--- Begin ITEMS ---
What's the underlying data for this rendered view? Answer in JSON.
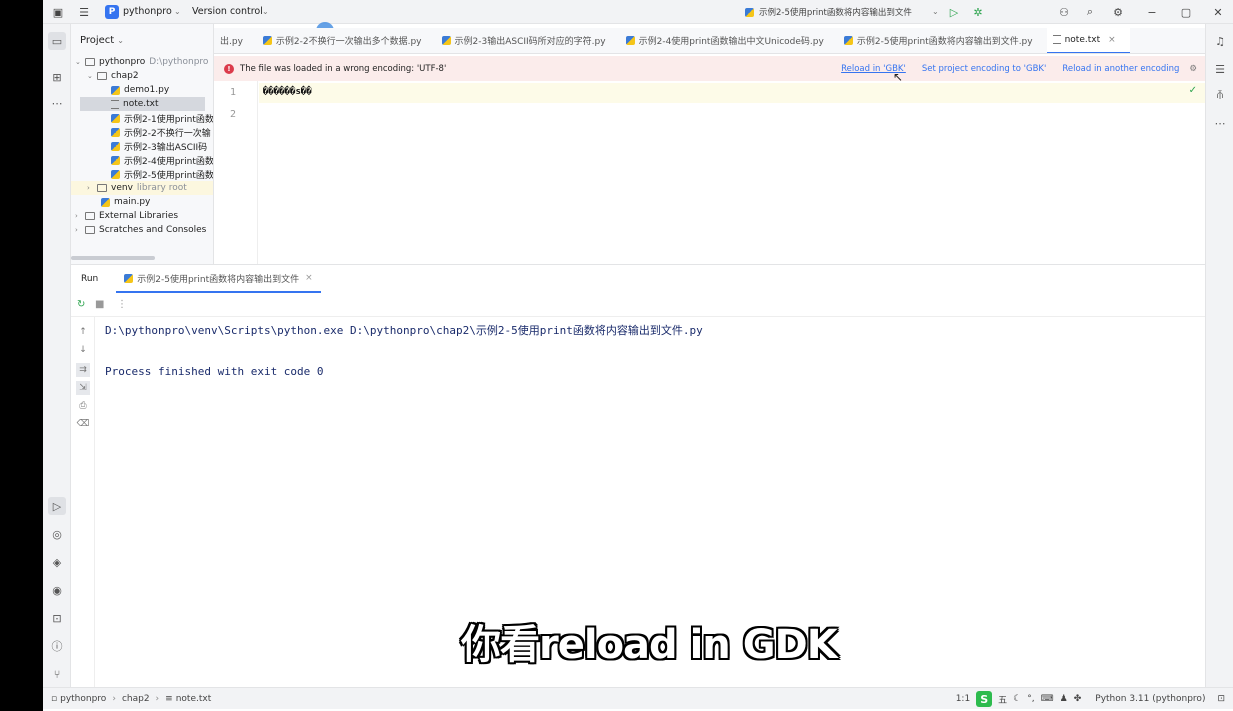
{
  "topbar": {
    "project_badge": "P",
    "project_name": "pythonpro",
    "vcs": "Version control",
    "run_config": "示例2-5使用print函数将内容输出到文件"
  },
  "project_panel": {
    "title": "Project",
    "items": [
      {
        "label": "pythonpro",
        "hint": "D:\\pythonpro"
      },
      {
        "label": "chap2"
      },
      {
        "label": "demo1.py"
      },
      {
        "label": "note.txt"
      },
      {
        "label": "示例2-1使用print函数"
      },
      {
        "label": "示例2-2不换行一次输"
      },
      {
        "label": "示例2-3输出ASCII码"
      },
      {
        "label": "示例2-4使用print函数"
      },
      {
        "label": "示例2-5使用print函数"
      },
      {
        "label": "venv",
        "hint": "library root"
      },
      {
        "label": "main.py"
      },
      {
        "label": "External Libraries"
      },
      {
        "label": "Scratches and Consoles"
      }
    ]
  },
  "editor": {
    "tabs": [
      {
        "label": "出.py"
      },
      {
        "label": "示例2-2不换行一次输出多个数据.py"
      },
      {
        "label": "示例2-3输出ASCII码所对应的字符.py"
      },
      {
        "label": "示例2-4使用print函数输出中文Unicode码.py"
      },
      {
        "label": "示例2-5使用print函数将内容输出到文件.py"
      },
      {
        "label": "note.txt"
      }
    ],
    "notice": {
      "message": "The file was loaded in a wrong encoding: 'UTF-8'",
      "action1": "Reload in 'GBK'",
      "action2": "Set project encoding to 'GBK'",
      "action3": "Reload in another encoding"
    },
    "line_numbers": [
      "1",
      "2"
    ],
    "line1": "������s��"
  },
  "run": {
    "title": "Run",
    "tab": "示例2-5使用print函数将内容输出到文件",
    "line1": "D:\\pythonpro\\venv\\Scripts\\python.exe D:\\pythonpro\\chap2\\示例2-5使用print函数将内容输出到文件.py",
    "line2": "Process finished with exit code 0"
  },
  "subtitle": "你看reload in GDK",
  "status": {
    "breadcrumb": [
      "pythonpro",
      "chap2",
      "note.txt"
    ],
    "position": "1:1",
    "ime": "S",
    "ime_text": "五",
    "interpreter": "Python 3.11 (pythonpro)"
  }
}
--- End ITEMS ---
### WHAT THIS TASK INVOLVES
Each entry shown above must be quoted exactly, with its pictures left out.

### THE RESULT
What's the underlying data for this rendered view? Answer in JSON.
{
  "topbar": {
    "project_badge": "P",
    "project_name": "pythonpro",
    "vcs": "Version control",
    "run_config": "示例2-5使用print函数将内容输出到文件"
  },
  "project_panel": {
    "title": "Project",
    "items": [
      {
        "label": "pythonpro",
        "hint": "D:\\pythonpro"
      },
      {
        "label": "chap2"
      },
      {
        "label": "demo1.py"
      },
      {
        "label": "note.txt"
      },
      {
        "label": "示例2-1使用print函数"
      },
      {
        "label": "示例2-2不换行一次输"
      },
      {
        "label": "示例2-3输出ASCII码"
      },
      {
        "label": "示例2-4使用print函数"
      },
      {
        "label": "示例2-5使用print函数"
      },
      {
        "label": "venv",
        "hint": "library root"
      },
      {
        "label": "main.py"
      },
      {
        "label": "External Libraries"
      },
      {
        "label": "Scratches and Consoles"
      }
    ]
  },
  "editor": {
    "tabs": [
      {
        "label": "出.py"
      },
      {
        "label": "示例2-2不换行一次输出多个数据.py"
      },
      {
        "label": "示例2-3输出ASCII码所对应的字符.py"
      },
      {
        "label": "示例2-4使用print函数输出中文Unicode码.py"
      },
      {
        "label": "示例2-5使用print函数将内容输出到文件.py"
      },
      {
        "label": "note.txt"
      }
    ],
    "notice": {
      "message": "The file was loaded in a wrong encoding: 'UTF-8'",
      "action1": "Reload in 'GBK'",
      "action2": "Set project encoding to 'GBK'",
      "action3": "Reload in another encoding"
    },
    "line_numbers": [
      "1",
      "2"
    ],
    "line1": "������s��"
  },
  "run": {
    "title": "Run",
    "tab": "示例2-5使用print函数将内容输出到文件",
    "line1": "D:\\pythonpro\\venv\\Scripts\\python.exe D:\\pythonpro\\chap2\\示例2-5使用print函数将内容输出到文件.py",
    "line2": "Process finished with exit code 0"
  },
  "subtitle": "你看reload in GDK",
  "status": {
    "breadcrumb": [
      "pythonpro",
      "chap2",
      "note.txt"
    ],
    "position": "1:1",
    "ime": "S",
    "ime_text": "五",
    "interpreter": "Python 3.11 (pythonpro)"
  }
}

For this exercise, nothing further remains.